**PROVIDED INFORMATION:**
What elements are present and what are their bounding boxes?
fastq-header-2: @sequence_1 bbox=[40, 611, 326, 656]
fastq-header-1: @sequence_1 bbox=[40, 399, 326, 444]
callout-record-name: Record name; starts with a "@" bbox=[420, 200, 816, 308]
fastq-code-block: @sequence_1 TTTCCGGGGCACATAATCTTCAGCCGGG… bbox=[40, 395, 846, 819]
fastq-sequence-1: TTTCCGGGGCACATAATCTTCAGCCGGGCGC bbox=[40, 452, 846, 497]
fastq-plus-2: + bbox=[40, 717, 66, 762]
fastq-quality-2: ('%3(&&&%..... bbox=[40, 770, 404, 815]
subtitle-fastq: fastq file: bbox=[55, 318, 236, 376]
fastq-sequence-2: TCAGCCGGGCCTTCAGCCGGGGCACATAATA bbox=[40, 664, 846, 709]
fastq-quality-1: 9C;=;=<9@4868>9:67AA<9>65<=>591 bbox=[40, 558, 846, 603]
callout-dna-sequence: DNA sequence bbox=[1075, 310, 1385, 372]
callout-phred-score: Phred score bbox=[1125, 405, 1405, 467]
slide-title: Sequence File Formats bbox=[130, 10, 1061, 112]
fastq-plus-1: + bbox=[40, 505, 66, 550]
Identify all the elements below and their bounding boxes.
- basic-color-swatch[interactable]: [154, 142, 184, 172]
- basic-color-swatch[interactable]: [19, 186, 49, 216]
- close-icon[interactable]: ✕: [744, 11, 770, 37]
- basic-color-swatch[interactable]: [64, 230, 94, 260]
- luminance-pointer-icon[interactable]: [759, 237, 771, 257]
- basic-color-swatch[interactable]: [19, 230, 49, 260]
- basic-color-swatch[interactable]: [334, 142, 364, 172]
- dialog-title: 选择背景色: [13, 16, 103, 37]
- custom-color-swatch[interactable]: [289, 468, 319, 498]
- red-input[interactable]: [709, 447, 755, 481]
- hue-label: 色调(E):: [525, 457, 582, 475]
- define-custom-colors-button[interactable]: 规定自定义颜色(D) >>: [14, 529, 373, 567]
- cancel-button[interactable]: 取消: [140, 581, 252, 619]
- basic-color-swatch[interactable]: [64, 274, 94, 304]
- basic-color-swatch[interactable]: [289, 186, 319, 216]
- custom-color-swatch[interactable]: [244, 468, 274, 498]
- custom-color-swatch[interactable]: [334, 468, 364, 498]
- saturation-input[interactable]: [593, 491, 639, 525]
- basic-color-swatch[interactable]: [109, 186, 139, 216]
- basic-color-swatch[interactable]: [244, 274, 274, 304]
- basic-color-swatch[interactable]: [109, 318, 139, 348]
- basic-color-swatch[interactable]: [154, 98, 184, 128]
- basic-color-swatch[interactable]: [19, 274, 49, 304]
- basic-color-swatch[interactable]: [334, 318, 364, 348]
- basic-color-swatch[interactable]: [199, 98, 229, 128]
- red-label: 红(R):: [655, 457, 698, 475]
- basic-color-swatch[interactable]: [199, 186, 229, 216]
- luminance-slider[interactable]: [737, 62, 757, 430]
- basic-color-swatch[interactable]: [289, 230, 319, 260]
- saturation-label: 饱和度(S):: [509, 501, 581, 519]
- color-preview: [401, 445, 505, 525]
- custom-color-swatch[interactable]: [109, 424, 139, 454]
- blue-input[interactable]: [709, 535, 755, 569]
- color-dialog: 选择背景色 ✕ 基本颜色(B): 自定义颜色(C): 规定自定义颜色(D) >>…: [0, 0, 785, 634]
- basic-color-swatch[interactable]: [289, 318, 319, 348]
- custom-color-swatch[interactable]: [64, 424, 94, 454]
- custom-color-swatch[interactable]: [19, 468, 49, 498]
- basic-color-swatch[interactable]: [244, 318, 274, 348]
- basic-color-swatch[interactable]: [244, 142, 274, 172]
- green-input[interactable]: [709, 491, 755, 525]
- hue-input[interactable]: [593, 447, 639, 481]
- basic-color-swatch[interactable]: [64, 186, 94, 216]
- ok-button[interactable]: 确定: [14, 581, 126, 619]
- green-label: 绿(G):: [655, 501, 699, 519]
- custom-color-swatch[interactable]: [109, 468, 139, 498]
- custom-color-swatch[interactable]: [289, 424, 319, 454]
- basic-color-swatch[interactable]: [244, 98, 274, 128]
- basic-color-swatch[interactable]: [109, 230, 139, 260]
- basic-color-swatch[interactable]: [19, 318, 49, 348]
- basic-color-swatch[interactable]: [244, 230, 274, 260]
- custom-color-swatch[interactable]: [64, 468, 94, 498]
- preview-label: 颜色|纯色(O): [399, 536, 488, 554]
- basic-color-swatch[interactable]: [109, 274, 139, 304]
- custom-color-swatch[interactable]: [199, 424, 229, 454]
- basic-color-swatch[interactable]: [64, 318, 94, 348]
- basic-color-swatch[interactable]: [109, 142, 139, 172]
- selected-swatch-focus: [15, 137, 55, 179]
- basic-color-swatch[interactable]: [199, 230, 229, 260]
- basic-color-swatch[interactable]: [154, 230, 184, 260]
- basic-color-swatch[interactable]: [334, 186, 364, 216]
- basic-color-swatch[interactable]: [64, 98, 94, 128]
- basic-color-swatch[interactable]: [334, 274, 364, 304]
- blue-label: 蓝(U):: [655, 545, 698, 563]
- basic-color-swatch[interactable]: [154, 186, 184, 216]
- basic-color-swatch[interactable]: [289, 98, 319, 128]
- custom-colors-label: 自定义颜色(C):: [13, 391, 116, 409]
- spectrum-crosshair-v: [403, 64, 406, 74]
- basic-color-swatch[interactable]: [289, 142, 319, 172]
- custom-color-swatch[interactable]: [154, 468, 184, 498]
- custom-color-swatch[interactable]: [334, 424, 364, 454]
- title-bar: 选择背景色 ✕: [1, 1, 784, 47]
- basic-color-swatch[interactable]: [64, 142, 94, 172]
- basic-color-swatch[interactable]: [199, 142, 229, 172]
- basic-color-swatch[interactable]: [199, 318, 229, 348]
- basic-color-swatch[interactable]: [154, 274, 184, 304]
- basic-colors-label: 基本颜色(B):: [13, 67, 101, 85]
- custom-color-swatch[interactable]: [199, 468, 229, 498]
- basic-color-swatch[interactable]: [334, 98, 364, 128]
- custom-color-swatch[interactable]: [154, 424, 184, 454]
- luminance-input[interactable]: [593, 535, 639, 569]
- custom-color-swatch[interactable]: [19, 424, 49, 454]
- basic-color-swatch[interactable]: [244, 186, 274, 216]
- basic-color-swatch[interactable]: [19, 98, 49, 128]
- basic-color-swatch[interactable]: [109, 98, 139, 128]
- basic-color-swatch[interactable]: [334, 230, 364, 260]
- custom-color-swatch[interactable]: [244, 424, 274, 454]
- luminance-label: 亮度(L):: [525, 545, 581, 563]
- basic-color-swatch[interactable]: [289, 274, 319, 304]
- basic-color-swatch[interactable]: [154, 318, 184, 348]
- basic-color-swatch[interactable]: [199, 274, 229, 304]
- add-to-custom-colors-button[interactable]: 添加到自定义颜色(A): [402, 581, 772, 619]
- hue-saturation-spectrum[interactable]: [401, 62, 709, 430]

**TASK DIRECTIONS:** Filter the lines above down to those that contain the string "luminance".

**RESULT FOR THIS EXERCISE:**
- luminance-pointer-icon[interactable]: [759, 237, 771, 257]
- luminance-slider[interactable]: [737, 62, 757, 430]
- luminance-input[interactable]: [593, 535, 639, 569]
- luminance-label: 亮度(L):: [525, 545, 581, 563]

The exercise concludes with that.